## EXERCISE TASK A
In the forum question on GAS and ELF files, which two tools does the tutorial use to create its ELF files?
## EXERCISE TASK B
Retype the part of the forum question on GAS and ELF files starting with "Search code examples" and going on through "expert using it!)".

## EXCERPT
- - - -

Search code examples
assemblyx86-64ldelfgnu-assembler

How to use GNU Assembler (GAS) to create a hand-written ELF File from the corresponding .s file


Introduction

I am trying to learn about ELF Files, and also experiment with them a little bit. Currently, I am following the tutorial here, which is about creating a tiny 32-bit ELF file that just exits with code 42. This tutorial uses NASM and ld to create the ELF files. However, I would like to use the GNU Assembler (GAS) to create a 64-bit ELF file (and not 32-bit), as I am somewhat familiar with it (but not an expert using it!)

- - - -

## RECORD EXTRACTS
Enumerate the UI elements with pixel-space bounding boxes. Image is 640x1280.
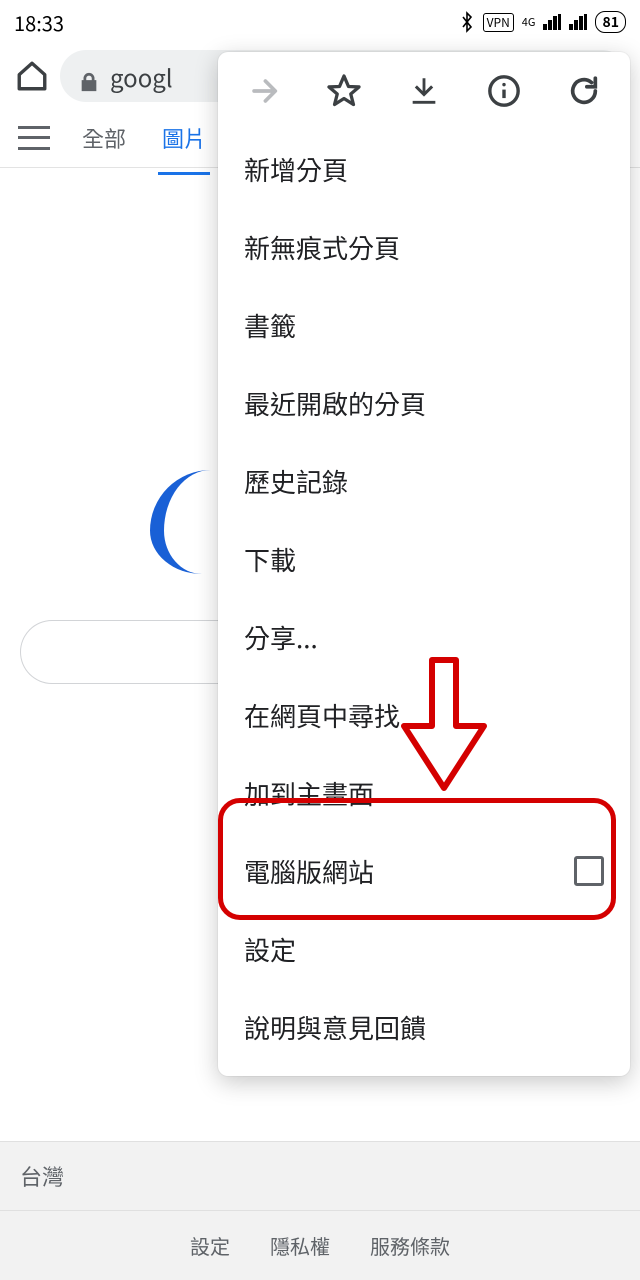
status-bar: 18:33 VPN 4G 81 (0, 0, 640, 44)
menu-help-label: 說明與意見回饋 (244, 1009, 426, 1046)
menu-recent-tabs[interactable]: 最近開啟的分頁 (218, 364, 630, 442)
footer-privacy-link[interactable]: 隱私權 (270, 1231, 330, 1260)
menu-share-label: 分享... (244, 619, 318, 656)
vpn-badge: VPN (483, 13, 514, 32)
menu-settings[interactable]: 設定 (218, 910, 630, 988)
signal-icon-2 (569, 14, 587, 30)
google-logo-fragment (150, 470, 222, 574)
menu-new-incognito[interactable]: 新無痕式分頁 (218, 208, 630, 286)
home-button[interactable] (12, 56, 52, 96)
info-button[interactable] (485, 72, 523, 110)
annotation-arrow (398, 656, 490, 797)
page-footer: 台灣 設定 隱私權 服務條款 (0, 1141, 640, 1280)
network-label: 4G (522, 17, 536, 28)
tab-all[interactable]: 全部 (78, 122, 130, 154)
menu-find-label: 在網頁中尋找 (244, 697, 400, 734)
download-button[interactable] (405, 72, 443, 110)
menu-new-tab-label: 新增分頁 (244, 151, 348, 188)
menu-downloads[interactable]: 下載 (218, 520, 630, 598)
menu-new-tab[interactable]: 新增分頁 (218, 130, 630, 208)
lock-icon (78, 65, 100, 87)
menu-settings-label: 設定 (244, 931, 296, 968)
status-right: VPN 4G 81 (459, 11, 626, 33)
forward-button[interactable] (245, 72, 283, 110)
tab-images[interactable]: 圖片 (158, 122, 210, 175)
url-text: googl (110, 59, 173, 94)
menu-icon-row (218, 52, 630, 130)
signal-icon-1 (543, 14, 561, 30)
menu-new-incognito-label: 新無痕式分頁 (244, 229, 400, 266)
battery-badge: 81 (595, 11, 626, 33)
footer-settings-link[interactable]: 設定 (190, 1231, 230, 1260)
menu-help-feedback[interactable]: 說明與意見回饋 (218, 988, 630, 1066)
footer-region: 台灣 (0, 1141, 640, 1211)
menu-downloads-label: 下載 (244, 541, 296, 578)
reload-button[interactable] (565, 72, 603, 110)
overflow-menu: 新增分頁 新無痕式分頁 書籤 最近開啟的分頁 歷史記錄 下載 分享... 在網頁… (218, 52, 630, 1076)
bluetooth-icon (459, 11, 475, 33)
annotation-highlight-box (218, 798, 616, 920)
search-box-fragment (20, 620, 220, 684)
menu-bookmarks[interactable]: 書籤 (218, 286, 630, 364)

- - - -

## TASK RESPONSE A
NASM and ld.

## TASK RESPONSE B
Search code examples
assemblyx86-64ldelfgnu-assembler

How to use GNU Assembler (GAS) to create a hand-written ELF File from the corresponding .s file


Introduction

I am trying to learn about ELF Files, and also experiment with them a little bit. Currently, I am following the tutorial here, which is about creating a tiny 32-bit ELF file that just exits with code 42. This tutorial uses NASM and ld to create the ELF files. However, I would like to use the GNU Assembler (GAS) to create a 64-bit ELF file (and not 32-bit), as I am somewhat familiar with it (but not an expert using it!)